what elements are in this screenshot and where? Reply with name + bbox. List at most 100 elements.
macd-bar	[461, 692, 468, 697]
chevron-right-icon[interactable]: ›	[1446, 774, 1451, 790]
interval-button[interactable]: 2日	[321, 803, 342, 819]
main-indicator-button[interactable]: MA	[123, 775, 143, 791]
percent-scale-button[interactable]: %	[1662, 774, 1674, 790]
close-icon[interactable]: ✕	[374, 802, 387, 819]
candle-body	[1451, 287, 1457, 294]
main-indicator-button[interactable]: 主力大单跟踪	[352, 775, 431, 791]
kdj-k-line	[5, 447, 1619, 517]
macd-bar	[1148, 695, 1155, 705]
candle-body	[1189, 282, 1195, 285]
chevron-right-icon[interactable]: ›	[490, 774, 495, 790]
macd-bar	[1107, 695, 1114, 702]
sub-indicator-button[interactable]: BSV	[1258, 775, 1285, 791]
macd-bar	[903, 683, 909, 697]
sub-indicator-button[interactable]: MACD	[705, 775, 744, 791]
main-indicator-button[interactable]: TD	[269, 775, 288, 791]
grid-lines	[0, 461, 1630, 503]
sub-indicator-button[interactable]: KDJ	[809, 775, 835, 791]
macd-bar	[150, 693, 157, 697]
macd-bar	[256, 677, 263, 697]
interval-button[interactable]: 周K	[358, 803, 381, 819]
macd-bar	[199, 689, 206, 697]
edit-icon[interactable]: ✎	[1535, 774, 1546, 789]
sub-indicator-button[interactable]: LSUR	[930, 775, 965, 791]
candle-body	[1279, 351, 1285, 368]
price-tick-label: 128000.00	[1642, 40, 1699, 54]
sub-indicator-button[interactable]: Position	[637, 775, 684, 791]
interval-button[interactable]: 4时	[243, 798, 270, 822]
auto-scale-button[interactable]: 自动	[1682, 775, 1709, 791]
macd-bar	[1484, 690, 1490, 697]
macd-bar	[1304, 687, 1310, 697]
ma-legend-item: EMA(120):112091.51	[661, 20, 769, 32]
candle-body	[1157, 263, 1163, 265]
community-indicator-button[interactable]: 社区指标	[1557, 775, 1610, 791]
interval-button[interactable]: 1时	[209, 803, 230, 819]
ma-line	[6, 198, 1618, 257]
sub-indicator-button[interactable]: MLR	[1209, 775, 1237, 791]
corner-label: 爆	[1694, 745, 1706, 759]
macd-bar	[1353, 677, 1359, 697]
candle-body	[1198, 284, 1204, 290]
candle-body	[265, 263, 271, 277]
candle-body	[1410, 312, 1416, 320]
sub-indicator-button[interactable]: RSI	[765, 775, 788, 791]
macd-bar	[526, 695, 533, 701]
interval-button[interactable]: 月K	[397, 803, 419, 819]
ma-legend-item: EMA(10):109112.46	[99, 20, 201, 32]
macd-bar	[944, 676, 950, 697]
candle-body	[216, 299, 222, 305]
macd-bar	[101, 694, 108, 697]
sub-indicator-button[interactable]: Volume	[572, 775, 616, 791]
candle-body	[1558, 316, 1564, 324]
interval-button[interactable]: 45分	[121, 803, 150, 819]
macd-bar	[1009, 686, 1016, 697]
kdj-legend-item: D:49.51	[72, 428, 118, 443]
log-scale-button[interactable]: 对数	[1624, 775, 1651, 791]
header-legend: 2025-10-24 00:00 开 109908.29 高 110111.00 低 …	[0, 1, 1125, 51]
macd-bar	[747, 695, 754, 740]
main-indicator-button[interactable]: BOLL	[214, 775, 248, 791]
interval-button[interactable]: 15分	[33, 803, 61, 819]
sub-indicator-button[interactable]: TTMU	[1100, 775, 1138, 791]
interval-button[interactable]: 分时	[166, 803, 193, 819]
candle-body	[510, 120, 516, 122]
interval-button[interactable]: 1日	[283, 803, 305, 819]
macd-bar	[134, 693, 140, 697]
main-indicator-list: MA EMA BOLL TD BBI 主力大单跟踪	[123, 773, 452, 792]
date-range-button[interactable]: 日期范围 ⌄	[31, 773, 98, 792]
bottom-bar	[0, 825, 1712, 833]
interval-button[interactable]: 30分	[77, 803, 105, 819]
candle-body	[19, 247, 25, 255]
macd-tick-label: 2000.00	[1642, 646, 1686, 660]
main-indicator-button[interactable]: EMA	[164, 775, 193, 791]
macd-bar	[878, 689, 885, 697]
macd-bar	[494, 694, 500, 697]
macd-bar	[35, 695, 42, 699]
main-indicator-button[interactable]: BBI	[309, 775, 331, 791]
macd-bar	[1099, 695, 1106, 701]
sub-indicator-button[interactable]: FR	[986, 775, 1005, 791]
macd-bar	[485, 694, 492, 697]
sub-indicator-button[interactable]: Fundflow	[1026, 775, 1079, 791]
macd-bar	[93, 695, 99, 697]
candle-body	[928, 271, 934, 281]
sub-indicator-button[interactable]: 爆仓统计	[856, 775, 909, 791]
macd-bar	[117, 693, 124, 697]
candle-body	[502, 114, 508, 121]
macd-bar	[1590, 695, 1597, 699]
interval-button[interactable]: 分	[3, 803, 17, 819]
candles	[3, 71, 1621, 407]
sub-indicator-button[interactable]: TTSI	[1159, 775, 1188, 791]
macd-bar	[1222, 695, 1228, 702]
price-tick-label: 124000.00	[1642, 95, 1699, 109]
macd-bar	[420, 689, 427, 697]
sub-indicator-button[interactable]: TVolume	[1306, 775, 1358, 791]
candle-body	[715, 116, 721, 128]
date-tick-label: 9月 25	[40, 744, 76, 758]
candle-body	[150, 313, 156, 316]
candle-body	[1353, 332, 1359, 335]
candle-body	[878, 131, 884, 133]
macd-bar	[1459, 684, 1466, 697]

------------------------------------------------------------

What the task asks ▸
Count the lines above that contain the string "icon". Give only the number.

Full answer ▸
4